● Exercise instructions
Give the count of lines in the data that include "Vargas", with no other words.

---------- Listed entries

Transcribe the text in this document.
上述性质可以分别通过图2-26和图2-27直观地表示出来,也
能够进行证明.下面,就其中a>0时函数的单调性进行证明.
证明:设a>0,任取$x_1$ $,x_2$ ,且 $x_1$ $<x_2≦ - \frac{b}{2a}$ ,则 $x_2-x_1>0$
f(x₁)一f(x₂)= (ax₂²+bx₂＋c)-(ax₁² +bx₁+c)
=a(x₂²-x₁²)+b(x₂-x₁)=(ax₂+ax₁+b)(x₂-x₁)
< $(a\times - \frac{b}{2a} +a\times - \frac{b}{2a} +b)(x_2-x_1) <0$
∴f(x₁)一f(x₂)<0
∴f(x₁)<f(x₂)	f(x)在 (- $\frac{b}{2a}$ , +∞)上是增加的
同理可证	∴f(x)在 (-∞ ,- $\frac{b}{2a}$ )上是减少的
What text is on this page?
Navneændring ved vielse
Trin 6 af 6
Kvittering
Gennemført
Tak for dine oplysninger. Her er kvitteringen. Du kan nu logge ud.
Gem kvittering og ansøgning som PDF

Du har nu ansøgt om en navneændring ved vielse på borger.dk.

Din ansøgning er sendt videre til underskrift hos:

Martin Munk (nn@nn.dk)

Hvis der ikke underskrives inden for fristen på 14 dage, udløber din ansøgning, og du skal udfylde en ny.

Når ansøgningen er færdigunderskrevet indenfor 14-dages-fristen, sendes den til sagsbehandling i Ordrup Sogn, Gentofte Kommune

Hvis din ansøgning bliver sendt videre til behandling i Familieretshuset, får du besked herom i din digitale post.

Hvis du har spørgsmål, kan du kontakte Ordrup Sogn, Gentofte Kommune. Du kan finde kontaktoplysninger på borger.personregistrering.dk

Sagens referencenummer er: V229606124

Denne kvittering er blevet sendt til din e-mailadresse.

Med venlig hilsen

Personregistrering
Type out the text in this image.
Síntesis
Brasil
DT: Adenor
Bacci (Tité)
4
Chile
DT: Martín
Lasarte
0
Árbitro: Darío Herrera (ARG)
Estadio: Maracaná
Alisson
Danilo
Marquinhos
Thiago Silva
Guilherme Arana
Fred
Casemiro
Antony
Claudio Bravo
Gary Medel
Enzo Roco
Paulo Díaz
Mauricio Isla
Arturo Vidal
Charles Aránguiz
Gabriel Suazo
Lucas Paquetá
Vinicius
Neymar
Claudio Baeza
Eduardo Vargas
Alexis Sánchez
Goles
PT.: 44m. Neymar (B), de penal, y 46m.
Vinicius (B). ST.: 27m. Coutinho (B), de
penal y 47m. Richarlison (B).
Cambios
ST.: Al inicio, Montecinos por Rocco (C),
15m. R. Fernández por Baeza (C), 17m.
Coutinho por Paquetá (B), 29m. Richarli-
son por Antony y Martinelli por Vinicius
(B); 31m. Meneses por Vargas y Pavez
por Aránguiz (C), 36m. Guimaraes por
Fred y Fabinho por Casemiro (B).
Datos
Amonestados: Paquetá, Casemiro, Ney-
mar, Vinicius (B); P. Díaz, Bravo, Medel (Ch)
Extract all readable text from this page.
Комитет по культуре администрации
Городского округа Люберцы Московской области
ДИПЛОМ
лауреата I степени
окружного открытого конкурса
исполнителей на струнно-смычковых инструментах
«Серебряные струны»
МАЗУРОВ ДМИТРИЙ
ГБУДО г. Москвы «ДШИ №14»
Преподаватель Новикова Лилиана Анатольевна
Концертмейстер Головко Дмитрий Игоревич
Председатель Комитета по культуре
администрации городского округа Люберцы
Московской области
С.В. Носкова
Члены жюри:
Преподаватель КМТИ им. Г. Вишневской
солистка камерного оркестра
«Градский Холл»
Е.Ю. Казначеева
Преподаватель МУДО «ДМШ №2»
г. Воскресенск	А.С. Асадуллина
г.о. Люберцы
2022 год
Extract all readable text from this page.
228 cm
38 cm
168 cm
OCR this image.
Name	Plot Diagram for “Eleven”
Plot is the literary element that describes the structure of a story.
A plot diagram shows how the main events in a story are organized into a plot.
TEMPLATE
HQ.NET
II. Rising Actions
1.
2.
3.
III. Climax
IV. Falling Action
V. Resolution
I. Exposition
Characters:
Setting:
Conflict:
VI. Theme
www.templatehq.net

--------------------

● Solution to the exercise
2